= WORK TO DO =
Report the number of lines that hold the string "icon". Leave out any other text.

= GIVEN ENTRIES =
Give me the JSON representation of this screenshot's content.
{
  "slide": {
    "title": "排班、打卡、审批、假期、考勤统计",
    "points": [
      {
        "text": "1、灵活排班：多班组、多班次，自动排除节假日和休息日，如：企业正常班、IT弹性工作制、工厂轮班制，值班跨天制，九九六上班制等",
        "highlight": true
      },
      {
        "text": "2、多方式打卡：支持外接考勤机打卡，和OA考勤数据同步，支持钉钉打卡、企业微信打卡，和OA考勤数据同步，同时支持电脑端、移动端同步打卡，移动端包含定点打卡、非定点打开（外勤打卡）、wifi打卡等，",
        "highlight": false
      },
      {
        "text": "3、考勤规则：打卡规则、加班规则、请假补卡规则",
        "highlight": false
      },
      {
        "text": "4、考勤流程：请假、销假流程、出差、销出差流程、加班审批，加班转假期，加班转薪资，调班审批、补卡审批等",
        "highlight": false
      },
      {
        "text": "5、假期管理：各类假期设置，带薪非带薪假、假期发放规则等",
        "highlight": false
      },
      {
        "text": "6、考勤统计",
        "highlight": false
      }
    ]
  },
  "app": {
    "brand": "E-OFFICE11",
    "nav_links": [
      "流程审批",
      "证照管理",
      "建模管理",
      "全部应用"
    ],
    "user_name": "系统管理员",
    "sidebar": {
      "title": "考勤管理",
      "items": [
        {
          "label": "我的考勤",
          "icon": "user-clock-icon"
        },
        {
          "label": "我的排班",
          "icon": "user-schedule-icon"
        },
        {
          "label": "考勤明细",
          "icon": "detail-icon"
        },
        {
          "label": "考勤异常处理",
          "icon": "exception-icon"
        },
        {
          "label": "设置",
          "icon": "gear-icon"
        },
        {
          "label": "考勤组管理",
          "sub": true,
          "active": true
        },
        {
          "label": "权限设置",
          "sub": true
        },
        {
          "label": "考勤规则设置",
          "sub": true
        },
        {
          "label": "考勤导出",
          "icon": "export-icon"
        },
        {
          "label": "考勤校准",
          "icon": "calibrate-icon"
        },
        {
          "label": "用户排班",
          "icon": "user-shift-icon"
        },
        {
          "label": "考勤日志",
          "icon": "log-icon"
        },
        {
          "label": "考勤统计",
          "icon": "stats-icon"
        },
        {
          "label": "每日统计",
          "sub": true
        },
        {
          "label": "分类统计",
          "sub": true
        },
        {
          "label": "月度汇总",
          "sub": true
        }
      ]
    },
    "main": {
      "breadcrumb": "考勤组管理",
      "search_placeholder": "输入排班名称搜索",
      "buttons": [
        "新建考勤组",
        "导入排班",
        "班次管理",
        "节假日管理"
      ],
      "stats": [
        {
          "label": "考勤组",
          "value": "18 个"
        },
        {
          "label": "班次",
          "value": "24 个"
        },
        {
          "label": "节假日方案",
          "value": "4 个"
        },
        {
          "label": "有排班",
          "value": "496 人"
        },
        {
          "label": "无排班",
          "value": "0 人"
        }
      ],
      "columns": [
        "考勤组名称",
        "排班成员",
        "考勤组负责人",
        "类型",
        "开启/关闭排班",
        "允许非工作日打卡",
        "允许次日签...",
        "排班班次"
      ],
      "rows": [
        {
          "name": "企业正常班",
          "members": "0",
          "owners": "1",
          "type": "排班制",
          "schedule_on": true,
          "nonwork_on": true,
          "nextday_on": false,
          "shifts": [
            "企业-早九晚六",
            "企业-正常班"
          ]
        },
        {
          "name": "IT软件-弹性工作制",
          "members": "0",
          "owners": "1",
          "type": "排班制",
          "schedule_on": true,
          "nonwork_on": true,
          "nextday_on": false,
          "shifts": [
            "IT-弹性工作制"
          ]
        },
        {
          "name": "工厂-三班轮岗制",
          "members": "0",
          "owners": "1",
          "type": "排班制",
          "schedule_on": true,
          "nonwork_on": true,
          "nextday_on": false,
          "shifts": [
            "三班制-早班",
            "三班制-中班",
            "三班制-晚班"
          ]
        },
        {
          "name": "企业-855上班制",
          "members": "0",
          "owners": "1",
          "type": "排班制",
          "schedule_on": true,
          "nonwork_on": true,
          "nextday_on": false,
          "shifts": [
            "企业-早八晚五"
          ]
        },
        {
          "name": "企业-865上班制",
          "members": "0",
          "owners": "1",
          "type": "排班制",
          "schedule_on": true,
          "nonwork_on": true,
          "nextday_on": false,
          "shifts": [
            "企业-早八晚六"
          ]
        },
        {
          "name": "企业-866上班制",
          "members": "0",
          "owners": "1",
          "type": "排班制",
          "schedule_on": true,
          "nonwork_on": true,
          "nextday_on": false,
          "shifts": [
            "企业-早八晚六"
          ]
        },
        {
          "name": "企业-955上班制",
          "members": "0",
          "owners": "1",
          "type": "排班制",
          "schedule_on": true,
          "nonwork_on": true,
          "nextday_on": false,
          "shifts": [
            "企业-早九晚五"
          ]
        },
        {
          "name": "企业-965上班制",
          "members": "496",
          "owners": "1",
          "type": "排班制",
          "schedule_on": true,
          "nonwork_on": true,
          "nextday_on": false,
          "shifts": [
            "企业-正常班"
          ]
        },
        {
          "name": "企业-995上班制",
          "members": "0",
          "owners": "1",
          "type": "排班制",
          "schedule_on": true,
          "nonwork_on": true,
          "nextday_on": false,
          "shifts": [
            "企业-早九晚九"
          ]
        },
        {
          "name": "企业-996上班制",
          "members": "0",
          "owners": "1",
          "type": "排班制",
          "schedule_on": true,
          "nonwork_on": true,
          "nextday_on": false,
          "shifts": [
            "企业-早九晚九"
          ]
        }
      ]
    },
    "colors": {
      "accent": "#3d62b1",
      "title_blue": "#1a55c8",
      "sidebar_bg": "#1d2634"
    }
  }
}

= TASK ANSWER =
10